:: Short exercise ::
Output all of the entries below precisely as written.

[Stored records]
☆ ☆ ☆ ☆

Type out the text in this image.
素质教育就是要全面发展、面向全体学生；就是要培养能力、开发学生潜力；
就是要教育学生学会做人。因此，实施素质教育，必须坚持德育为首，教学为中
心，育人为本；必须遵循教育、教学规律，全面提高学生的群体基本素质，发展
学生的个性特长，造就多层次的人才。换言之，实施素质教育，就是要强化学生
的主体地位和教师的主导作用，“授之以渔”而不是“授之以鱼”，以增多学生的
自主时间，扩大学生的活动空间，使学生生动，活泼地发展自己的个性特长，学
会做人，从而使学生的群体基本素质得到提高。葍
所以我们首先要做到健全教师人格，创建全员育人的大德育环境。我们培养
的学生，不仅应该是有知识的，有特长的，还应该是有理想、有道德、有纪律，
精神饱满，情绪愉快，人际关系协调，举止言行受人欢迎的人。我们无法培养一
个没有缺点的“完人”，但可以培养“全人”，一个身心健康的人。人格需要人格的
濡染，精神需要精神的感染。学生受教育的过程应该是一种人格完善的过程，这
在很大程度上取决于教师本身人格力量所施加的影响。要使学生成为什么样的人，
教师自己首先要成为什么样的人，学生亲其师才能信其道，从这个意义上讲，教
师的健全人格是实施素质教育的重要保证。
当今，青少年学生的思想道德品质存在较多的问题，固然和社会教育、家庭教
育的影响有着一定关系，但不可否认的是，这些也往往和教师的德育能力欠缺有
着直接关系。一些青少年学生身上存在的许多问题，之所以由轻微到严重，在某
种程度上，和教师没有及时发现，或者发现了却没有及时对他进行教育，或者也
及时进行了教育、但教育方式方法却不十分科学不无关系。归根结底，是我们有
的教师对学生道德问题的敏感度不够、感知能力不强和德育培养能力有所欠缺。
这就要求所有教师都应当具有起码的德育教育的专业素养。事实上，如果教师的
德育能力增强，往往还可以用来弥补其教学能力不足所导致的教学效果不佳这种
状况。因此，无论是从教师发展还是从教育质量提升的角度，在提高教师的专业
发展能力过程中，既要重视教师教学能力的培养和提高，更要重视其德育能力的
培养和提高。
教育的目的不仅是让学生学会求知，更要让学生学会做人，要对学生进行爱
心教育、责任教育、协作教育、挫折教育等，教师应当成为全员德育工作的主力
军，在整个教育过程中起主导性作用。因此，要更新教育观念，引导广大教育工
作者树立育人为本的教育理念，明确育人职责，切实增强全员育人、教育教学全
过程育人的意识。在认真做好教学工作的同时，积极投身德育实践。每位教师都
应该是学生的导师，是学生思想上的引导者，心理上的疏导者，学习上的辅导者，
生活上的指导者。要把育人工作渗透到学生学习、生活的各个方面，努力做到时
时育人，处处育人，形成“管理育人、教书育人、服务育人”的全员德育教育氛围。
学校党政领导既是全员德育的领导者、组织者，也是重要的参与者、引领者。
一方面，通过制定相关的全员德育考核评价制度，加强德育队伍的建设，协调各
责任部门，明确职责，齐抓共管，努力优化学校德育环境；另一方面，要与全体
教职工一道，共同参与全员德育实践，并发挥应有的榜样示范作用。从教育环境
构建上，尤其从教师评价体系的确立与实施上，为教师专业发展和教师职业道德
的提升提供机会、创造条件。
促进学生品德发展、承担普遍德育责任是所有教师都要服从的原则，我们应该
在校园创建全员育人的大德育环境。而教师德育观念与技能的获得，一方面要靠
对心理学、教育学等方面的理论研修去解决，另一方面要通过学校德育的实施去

☆ ☆ ☆ ☆

:: Written answer ::
Type out the text in this image.
素质教育就是要全面发展、面向全体学生；就是要培养能力、开发学生潜力；
就是要教育学生学会做人。因此，实施素质教育，必须坚持德育为首，教学为中
心，育人为本；必须遵循教育、教学规律，全面提高学生的群体基本素质，发展
学生的个性特长，造就多层次的人才。换言之，实施素质教育，就是要强化学生
的主体地位和教师的主导作用，“授之以渔”而不是“授之以鱼”，以增多学生的
自主时间，扩大学生的活动空间，使学生生动，活泼地发展自己的个性特长，学
会做人，从而使学生的群体基本素质得到提高。葍
所以我们首先要做到健全教师人格，创建全员育人的大德育环境。我们培养
的学生，不仅应该是有知识的，有特长的，还应该是有理想、有道德、有纪律，
精神饱满，情绪愉快，人际关系协调，举止言行受人欢迎的人。我们无法培养一
个没有缺点的“完人”，但可以培养“全人”，一个身心健康的人。人格需要人格的
濡染，精神需要精神的感染。学生受教育的过程应该是一种人格完善的过程，这
在很大程度上取决于教师本身人格力量所施加的影响。要使学生成为什么样的人，
教师自己首先要成为什么样的人，学生亲其师才能信其道，从这个意义上讲，教
师的健全人格是实施素质教育的重要保证。
当今，青少年学生的思想道德品质存在较多的问题，固然和社会教育、家庭教
育的影响有着一定关系，但不可否认的是，这些也往往和教师的德育能力欠缺有
着直接关系。一些青少年学生身上存在的许多问题，之所以由轻微到严重，在某
种程度上，和教师没有及时发现，或者发现了却没有及时对他进行教育，或者也
及时进行了教育、但教育方式方法却不十分科学不无关系。归根结底，是我们有
的教师对学生道德问题的敏感度不够、感知能力不强和德育培养能力有所欠缺。
这就要求所有教师都应当具有起码的德育教育的专业素养。事实上，如果教师的
德育能力增强，往往还可以用来弥补其教学能力不足所导致的教学效果不佳这种
状况。因此，无论是从教师发展还是从教育质量提升的角度，在提高教师的专业
发展能力过程中，既要重视教师教学能力的培养和提高，更要重视其德育能力的
培养和提高。
教育的目的不仅是让学生学会求知，更要让学生学会做人，要对学生进行爱
心教育、责任教育、协作教育、挫折教育等，教师应当成为全员德育工作的主力
军，在整个教育过程中起主导性作用。因此，要更新教育观念，引导广大教育工
作者树立育人为本的教育理念，明确育人职责，切实增强全员育人、教育教学全
过程育人的意识。在认真做好教学工作的同时，积极投身德育实践。每位教师都
应该是学生的导师，是学生思想上的引导者，心理上的疏导者，学习上的辅导者，
生活上的指导者。要把育人工作渗透到学生学习、生活的各个方面，努力做到时
时育人，处处育人，形成“管理育人、教书育人、服务育人”的全员德育教育氛围。
学校党政领导既是全员德育的领导者、组织者，也是重要的参与者、引领者。
一方面，通过制定相关的全员德育考核评价制度，加强德育队伍的建设，协调各
责任部门，明确职责，齐抓共管，努力优化学校德育环境；另一方面，要与全体
教职工一道，共同参与全员德育实践，并发挥应有的榜样示范作用。从教育环境
构建上，尤其从教师评价体系的确立与实施上，为教师专业发展和教师职业道德
的提升提供机会、创造条件。
促进学生品德发展、承担普遍德育责任是所有教师都要服从的原则，我们应该
在校园创建全员育人的大德育环境。而教师德育观念与技能的获得，一方面要靠
对心理学、教育学等方面的理论研修去解决，另一方面要通过学校德育的实施去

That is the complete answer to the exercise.